== Direction ==
Any pictures in the records below should be skipped; write out everything else exactly.

== Supplied records ==
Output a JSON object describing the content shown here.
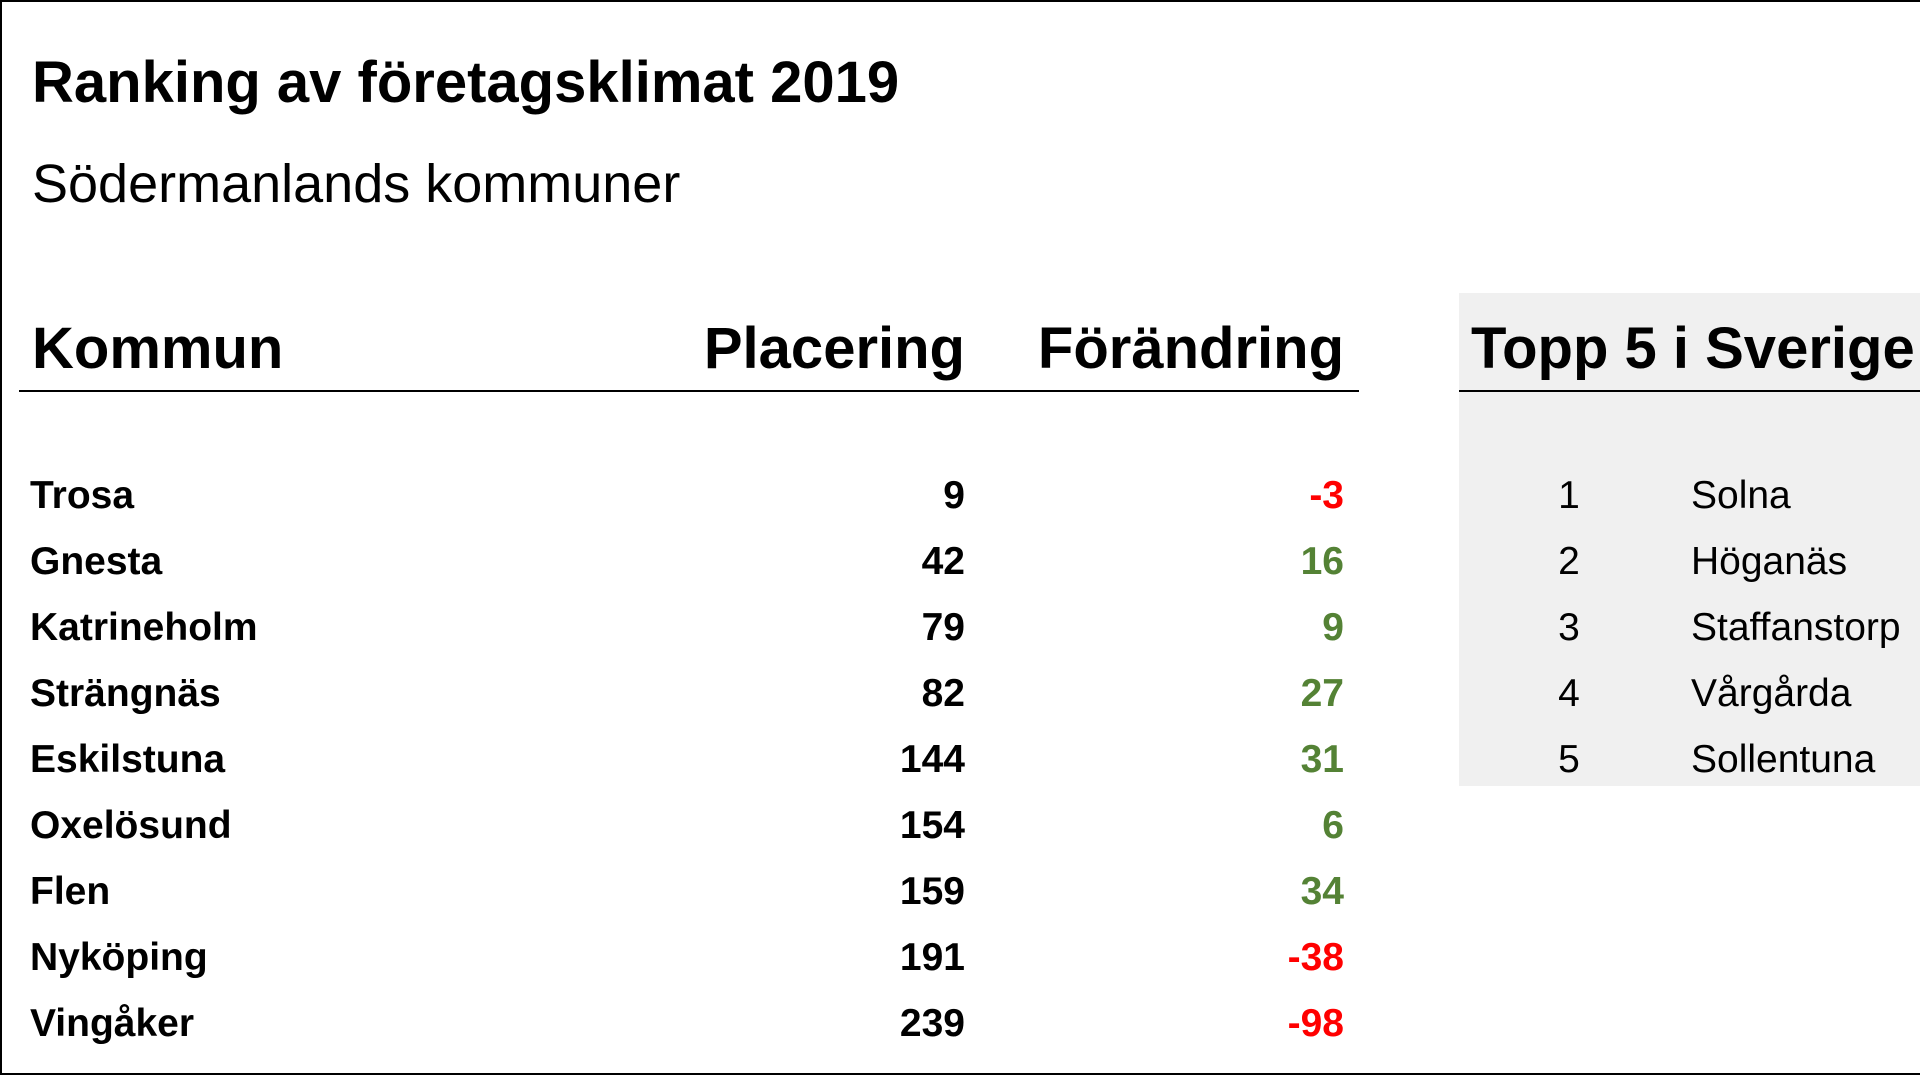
{
  "header": {
    "title": "Ranking av företagsklimat 2019",
    "subtitle": "Södermanlands kommuner"
  },
  "table": {
    "columns": [
      "Kommun",
      "Placering",
      "Förändring"
    ],
    "rows": [
      [
        "Trosa",
        9,
        -3
      ],
      [
        "Gnesta",
        42,
        16
      ],
      [
        "Katrineholm",
        79,
        9
      ],
      [
        "Strängnäs",
        82,
        27
      ],
      [
        "Eskilstuna",
        144,
        31
      ],
      [
        "Oxelösund",
        154,
        6
      ],
      [
        "Flen",
        159,
        34
      ],
      [
        "Nyköping",
        191,
        -38
      ],
      [
        "Vingåker",
        239,
        -98
      ]
    ]
  },
  "top5": {
    "title": "Topp 5 i Sverige",
    "rows": [
      [
        1,
        "Solna"
      ],
      [
        2,
        "Höganäs"
      ],
      [
        3,
        "Staffanstorp"
      ],
      [
        4,
        "Vårgårda"
      ],
      [
        5,
        "Sollentuna"
      ]
    ]
  }
}
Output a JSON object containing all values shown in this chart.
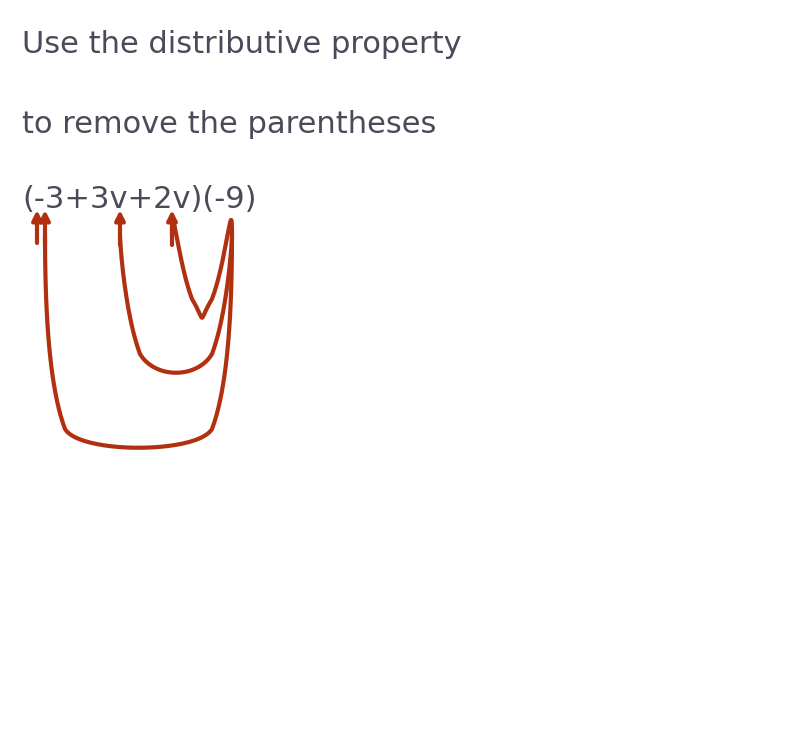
{
  "line1": "Use the distributive property",
  "line2": "to remove the parentheses",
  "expression": "(-3+3v+2v)(-9)",
  "text_color": "#4a4a5a",
  "arrow_color": "#b03010",
  "bg_color": "#ffffff",
  "figsize": [
    8.0,
    7.34
  ],
  "dpi": 100
}
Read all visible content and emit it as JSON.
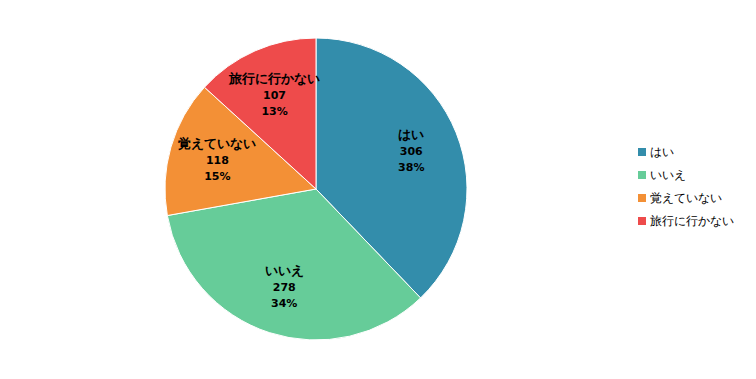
{
  "chart_data": {
    "type": "pie",
    "categories": [
      "はい",
      "いいえ",
      "覚えていない",
      "旅行に行かない"
    ],
    "values": [
      306,
      278,
      118,
      107
    ],
    "percentages": [
      38,
      34,
      15,
      13
    ],
    "percent_labels": [
      "38%",
      "34%",
      "15%",
      "13%"
    ],
    "colors": [
      "#338dab",
      "#66cc99",
      "#f39036",
      "#ee4b4b"
    ],
    "data_labels": true,
    "legend": "right"
  }
}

== The reply ==
Output a JSON object describing the content shown here.
{
  "header": {
    "title": "Ranking av företagsklimat 2019",
    "subtitle": "Södermanlands kommuner"
  },
  "table": {
    "columns": [
      "Kommun",
      "Placering",
      "Förändring"
    ],
    "rows": [
      [
        "Trosa",
        9,
        -3
      ],
      [
        "Gnesta",
        42,
        16
      ],
      [
        "Katrineholm",
        79,
        9
      ],
      [
        "Strängnäs",
        82,
        27
      ],
      [
        "Eskilstuna",
        144,
        31
      ],
      [
        "Oxelösund",
        154,
        6
      ],
      [
        "Flen",
        159,
        34
      ],
      [
        "Nyköping",
        191,
        -38
      ],
      [
        "Vingåker",
        239,
        -98
      ]
    ]
  },
  "top5": {
    "title": "Topp 5 i Sverige",
    "rows": [
      [
        1,
        "Solna"
      ],
      [
        2,
        "Höganäs"
      ],
      [
        3,
        "Staffanstorp"
      ],
      [
        4,
        "Vårgårda"
      ],
      [
        5,
        "Sollentuna"
      ]
    ]
  }
}
Output a JSON object containing all values shown in this chart.
{
  "line1": "Use the distributive property",
  "line2": "to remove the parentheses",
  "expression": "(-3+3v+2v)(-9)",
  "text_color": "#4a4a5a",
  "arrow_color": "#b03010",
  "bg_color": "#ffffff",
  "figsize": [
    8.0,
    7.34
  ],
  "dpi": 100
}
Read all visible content and emit it as JSON.
{
  "chart_data": {
    "type": "pie",
    "categories": [
      "はい",
      "いいえ",
      "覚えていない",
      "旅行に行かない"
    ],
    "values": [
      306,
      278,
      118,
      107
    ],
    "percentages": [
      38,
      34,
      15,
      13
    ],
    "percent_labels": [
      "38%",
      "34%",
      "15%",
      "13%"
    ],
    "colors": [
      "#338dab",
      "#66cc99",
      "#f39036",
      "#ee4b4b"
    ],
    "data_labels": true,
    "legend": "right"
  }
}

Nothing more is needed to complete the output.